Material shown

--------------------------------------------------

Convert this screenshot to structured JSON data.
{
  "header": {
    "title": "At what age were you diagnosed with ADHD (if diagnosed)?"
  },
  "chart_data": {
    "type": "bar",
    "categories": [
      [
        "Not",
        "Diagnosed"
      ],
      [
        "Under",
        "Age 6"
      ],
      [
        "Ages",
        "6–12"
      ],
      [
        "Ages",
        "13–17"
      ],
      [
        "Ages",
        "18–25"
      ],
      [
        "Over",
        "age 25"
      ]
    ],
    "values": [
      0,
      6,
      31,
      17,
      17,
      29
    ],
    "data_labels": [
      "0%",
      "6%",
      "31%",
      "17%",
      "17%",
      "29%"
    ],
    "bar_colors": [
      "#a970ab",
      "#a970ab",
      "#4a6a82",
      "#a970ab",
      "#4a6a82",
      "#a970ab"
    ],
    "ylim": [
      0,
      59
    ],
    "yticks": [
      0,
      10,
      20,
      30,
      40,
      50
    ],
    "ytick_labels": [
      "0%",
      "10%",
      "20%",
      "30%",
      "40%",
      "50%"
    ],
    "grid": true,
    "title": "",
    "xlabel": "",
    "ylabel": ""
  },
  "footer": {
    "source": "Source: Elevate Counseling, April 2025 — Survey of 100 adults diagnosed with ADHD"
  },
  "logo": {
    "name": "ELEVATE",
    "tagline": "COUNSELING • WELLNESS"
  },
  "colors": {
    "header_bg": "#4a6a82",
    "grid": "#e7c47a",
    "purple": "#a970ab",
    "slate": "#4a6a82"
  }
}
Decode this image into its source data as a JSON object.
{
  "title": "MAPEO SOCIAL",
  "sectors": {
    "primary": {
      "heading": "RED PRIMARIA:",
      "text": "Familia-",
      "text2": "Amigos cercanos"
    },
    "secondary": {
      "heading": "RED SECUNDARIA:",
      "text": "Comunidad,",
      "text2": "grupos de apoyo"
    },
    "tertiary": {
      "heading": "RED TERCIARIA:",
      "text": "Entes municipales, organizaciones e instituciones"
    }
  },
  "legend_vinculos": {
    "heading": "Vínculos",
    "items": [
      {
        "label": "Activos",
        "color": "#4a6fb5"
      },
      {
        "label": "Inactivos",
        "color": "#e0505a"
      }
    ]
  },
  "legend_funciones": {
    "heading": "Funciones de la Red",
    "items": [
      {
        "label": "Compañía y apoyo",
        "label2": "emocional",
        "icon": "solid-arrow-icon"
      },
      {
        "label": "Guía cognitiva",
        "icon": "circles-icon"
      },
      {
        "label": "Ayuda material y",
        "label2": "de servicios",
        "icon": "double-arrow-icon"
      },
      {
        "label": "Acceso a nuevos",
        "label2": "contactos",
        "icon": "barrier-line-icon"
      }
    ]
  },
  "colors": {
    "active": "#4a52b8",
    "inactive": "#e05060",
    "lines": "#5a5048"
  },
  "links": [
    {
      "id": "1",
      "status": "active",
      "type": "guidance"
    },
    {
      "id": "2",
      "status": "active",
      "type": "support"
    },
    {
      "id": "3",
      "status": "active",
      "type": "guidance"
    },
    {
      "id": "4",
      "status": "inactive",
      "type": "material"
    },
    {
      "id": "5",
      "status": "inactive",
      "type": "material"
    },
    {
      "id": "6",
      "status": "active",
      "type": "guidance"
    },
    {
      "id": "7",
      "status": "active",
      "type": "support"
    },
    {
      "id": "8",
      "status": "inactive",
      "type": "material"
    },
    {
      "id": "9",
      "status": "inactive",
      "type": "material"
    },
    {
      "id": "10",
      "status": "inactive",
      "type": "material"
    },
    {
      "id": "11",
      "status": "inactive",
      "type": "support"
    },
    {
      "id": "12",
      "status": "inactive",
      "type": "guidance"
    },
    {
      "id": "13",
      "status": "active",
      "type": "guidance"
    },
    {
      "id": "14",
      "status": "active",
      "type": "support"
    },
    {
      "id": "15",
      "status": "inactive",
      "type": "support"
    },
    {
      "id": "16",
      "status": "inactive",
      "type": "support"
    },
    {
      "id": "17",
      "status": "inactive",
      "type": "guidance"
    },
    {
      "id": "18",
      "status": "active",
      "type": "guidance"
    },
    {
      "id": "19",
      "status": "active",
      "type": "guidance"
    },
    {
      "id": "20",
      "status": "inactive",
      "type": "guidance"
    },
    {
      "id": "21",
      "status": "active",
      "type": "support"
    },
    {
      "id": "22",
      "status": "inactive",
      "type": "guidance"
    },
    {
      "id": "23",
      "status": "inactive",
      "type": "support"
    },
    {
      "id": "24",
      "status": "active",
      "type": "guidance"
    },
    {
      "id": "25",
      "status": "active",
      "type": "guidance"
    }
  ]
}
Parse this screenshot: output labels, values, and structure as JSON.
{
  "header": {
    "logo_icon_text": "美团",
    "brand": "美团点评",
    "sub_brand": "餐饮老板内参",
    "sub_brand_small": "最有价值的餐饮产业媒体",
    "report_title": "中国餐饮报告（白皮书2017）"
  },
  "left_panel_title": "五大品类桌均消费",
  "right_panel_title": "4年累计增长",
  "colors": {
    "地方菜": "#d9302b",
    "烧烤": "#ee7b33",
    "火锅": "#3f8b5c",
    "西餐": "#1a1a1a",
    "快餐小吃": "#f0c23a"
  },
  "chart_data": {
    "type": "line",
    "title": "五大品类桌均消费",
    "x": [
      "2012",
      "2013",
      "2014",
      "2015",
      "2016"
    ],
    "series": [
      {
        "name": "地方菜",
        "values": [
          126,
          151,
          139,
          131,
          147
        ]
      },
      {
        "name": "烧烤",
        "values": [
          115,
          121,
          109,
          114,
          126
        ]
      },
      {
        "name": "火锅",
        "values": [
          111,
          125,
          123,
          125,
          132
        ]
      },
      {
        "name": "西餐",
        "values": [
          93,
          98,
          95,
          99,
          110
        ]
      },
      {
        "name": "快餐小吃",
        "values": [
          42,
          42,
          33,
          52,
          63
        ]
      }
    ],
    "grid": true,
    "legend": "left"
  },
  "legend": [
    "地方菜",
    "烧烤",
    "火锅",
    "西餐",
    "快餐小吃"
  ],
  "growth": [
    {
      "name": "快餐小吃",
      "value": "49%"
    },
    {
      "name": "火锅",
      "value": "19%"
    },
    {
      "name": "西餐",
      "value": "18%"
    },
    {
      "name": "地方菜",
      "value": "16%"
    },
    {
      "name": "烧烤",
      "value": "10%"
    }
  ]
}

--------------------------------------------------

Requirements
Search the entries for the word "this", then list each line that holds it.

Worked solution
Convert this screenshot to structured JSON data.
Decode this image into its source data as a JSON object.
Parse this screenshot: output labels, values, and structure as JSON.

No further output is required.